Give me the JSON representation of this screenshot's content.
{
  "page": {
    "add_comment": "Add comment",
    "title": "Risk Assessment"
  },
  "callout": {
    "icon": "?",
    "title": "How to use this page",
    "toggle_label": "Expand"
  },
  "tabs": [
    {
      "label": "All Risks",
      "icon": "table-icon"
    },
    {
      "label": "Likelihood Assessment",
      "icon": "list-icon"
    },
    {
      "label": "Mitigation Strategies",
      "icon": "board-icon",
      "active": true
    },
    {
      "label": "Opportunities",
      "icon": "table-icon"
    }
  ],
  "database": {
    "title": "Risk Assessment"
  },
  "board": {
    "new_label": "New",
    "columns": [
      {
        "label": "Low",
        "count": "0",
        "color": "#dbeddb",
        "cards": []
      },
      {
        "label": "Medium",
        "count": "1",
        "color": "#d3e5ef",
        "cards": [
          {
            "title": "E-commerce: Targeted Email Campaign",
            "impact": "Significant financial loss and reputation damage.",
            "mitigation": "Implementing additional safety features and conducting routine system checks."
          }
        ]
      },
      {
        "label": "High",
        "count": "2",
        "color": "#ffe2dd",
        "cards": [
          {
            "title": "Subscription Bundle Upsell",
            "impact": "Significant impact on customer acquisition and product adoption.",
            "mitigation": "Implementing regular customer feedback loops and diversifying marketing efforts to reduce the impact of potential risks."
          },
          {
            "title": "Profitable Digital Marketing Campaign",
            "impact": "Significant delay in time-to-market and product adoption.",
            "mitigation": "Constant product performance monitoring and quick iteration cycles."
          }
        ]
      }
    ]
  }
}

**DIRECTIONS FOR THIS TASK**. Extract all of the data shown above without alteration.

**RESULT OF THIS TASK**.
Give me the JSON representation of this screenshot's content.
{
  "page": {
    "add_comment": "Add comment",
    "title": "Risk Assessment"
  },
  "callout": {
    "icon": "?",
    "title": "How to use this page",
    "toggle_label": "Expand"
  },
  "tabs": [
    {
      "label": "All Risks",
      "icon": "table-icon"
    },
    {
      "label": "Likelihood Assessment",
      "icon": "list-icon"
    },
    {
      "label": "Mitigation Strategies",
      "icon": "board-icon",
      "active": true
    },
    {
      "label": "Opportunities",
      "icon": "table-icon"
    }
  ],
  "database": {
    "title": "Risk Assessment"
  },
  "board": {
    "new_label": "New",
    "columns": [
      {
        "label": "Low",
        "count": "0",
        "color": "#dbeddb",
        "cards": []
      },
      {
        "label": "Medium",
        "count": "1",
        "color": "#d3e5ef",
        "cards": [
          {
            "title": "E-commerce: Targeted Email Campaign",
            "impact": "Significant financial loss and reputation damage.",
            "mitigation": "Implementing additional safety features and conducting routine system checks."
          }
        ]
      },
      {
        "label": "High",
        "count": "2",
        "color": "#ffe2dd",
        "cards": [
          {
            "title": "Subscription Bundle Upsell",
            "impact": "Significant impact on customer acquisition and product adoption.",
            "mitigation": "Implementing regular customer feedback loops and diversifying marketing efforts to reduce the impact of potential risks."
          },
          {
            "title": "Profitable Digital Marketing Campaign",
            "impact": "Significant delay in time-to-market and product adoption.",
            "mitigation": "Constant product performance monitoring and quick iteration cycles."
          }
        ]
      }
    ]
  }
}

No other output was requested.